══ Dataset entries
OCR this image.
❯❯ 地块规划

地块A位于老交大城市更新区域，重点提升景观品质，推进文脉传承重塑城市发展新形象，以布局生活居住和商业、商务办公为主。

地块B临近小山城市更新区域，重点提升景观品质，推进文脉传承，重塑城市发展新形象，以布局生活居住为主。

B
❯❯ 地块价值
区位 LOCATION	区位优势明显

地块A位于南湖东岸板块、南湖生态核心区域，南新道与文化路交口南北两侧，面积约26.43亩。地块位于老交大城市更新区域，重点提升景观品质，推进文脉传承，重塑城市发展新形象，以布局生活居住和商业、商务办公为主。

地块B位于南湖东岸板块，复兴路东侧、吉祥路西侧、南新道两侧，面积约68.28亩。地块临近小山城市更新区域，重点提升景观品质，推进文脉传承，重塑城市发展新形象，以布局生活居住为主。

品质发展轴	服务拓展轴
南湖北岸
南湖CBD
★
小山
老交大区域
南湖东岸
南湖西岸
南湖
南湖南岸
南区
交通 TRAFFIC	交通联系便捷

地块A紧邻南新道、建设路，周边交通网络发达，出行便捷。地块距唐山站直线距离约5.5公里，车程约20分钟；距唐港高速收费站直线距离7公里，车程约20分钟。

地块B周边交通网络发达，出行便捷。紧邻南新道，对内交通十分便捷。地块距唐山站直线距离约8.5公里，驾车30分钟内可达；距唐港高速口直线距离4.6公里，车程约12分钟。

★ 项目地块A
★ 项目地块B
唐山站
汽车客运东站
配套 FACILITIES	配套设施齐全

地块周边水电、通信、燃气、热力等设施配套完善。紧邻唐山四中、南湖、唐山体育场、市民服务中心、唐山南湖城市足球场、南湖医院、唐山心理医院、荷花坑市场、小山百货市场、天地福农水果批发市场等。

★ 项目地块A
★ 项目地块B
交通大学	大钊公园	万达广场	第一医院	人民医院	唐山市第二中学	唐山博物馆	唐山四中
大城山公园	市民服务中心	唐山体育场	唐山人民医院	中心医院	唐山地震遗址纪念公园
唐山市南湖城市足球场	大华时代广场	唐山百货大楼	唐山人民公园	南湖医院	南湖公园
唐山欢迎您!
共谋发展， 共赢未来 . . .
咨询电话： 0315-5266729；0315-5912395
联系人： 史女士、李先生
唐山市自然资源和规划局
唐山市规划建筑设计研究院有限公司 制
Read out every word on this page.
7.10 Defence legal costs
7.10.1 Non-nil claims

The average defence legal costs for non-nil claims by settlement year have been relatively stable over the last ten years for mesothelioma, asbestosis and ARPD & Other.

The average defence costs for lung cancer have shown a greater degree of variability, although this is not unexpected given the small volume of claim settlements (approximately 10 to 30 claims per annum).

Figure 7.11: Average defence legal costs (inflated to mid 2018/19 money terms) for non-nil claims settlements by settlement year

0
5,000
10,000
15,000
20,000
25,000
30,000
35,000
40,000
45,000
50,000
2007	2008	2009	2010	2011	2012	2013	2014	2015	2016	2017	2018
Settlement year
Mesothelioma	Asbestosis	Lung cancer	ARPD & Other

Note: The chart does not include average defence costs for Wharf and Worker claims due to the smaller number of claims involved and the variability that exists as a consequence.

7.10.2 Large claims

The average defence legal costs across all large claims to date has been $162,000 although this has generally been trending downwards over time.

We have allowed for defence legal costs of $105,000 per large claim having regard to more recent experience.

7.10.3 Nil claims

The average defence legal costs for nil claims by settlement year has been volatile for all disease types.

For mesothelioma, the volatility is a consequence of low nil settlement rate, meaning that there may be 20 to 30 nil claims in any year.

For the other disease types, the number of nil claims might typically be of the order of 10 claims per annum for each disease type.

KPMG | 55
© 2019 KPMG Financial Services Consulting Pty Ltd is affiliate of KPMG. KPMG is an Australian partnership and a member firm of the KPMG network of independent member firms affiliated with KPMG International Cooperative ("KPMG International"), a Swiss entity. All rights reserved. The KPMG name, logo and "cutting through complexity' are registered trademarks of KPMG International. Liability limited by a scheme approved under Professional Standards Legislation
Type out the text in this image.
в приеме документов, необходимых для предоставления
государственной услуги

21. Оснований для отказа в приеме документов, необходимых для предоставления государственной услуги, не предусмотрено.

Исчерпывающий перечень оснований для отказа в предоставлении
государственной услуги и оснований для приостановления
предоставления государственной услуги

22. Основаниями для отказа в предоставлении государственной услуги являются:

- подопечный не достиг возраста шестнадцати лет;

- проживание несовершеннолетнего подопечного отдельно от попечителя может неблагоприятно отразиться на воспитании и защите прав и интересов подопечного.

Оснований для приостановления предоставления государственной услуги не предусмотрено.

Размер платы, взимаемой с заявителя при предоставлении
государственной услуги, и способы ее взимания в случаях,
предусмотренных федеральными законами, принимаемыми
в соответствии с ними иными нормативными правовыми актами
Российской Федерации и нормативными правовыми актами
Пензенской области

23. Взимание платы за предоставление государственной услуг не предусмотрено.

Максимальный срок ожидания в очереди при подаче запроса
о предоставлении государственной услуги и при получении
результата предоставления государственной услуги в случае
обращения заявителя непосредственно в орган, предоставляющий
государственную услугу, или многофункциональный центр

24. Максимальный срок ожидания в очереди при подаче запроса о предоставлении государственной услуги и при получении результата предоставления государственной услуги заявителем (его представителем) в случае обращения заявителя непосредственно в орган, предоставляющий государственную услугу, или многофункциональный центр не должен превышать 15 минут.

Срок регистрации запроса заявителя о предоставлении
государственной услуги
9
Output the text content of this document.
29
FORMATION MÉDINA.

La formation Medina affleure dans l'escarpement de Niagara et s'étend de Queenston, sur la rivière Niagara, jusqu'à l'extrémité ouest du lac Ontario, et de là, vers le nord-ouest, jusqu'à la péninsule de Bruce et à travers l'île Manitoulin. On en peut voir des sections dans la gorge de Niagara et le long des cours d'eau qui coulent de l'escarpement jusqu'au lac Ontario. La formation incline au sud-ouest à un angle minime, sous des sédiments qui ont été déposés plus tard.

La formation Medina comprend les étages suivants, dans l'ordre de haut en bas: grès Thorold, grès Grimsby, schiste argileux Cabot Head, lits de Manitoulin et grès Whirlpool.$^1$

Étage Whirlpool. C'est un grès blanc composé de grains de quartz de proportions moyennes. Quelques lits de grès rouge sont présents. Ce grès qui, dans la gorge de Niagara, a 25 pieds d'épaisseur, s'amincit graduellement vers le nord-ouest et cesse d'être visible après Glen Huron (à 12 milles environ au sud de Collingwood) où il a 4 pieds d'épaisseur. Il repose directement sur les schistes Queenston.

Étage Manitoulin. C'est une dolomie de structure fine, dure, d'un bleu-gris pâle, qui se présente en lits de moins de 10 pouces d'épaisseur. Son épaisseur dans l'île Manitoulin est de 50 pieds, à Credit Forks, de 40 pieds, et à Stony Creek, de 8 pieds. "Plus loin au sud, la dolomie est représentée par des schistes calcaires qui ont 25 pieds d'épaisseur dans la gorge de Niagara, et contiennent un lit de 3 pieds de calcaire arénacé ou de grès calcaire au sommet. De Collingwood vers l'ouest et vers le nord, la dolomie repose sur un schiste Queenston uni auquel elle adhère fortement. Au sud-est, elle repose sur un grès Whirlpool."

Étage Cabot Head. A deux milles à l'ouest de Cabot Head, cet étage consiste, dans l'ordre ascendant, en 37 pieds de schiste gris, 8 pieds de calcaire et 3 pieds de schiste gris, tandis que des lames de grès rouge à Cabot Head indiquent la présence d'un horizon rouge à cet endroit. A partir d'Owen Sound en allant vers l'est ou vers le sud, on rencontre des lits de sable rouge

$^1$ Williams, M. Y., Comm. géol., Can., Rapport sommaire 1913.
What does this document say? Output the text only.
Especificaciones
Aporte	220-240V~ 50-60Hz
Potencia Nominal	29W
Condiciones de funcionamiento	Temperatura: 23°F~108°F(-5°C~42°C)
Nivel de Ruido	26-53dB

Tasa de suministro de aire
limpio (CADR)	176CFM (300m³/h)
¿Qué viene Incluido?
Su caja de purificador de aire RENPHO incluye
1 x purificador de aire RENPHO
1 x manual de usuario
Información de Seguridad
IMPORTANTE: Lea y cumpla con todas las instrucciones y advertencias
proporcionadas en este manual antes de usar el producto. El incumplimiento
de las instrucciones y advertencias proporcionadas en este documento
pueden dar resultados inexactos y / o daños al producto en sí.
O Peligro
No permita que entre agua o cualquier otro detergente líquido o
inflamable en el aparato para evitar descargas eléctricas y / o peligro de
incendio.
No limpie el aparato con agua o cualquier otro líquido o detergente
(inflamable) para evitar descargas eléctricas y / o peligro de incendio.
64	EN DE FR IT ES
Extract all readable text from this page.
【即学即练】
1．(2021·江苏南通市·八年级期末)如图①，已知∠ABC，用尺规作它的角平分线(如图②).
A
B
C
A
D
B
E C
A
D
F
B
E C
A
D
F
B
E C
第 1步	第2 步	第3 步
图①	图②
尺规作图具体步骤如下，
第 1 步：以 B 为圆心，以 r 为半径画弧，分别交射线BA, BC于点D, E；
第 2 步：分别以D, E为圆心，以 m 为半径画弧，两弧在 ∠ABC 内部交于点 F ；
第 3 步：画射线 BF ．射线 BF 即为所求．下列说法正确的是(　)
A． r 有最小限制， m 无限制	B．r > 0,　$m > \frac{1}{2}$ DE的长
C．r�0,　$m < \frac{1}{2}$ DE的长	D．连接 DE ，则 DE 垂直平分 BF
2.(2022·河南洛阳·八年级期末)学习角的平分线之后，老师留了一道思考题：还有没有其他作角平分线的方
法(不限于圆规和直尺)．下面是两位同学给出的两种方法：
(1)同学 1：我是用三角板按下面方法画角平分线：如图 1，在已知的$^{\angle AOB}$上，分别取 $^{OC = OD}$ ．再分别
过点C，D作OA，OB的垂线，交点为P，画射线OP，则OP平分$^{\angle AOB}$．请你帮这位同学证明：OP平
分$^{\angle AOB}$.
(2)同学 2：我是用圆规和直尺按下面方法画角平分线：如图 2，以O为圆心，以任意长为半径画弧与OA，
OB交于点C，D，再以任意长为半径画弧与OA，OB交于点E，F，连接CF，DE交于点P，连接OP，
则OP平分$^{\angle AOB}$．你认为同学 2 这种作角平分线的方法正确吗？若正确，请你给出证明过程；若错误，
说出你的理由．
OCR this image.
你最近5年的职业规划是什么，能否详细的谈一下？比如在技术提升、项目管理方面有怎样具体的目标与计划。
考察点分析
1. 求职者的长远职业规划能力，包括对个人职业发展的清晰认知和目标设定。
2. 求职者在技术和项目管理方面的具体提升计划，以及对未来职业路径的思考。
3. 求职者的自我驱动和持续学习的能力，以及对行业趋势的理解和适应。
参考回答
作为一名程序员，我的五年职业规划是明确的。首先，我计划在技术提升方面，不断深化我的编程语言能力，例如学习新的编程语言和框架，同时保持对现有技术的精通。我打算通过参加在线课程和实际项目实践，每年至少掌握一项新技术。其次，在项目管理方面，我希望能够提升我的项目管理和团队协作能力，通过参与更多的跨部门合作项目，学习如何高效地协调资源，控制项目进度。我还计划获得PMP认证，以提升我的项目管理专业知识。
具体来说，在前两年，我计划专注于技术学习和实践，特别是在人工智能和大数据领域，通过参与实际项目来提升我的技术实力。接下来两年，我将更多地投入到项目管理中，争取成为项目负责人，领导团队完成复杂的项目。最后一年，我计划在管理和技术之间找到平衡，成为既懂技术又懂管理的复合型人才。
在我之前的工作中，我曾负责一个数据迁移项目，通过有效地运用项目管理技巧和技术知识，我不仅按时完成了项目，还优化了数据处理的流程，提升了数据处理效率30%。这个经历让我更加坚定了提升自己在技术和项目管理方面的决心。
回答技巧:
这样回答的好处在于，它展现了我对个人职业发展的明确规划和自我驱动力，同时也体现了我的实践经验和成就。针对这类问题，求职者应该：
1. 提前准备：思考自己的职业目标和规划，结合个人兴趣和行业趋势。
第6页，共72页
════
» Given instruction: List all lines in the material containing the string "that".

» Exercise result:
Note: The chart does not include average defence costs for Wharf and Worker claims due to the smaller number of claims involved and the variability that exists as a consequence.
For mesothelioma, the volatility is a consequence of low nil settlement rate, meaning that there may be 20 to 30 nil claims in any year.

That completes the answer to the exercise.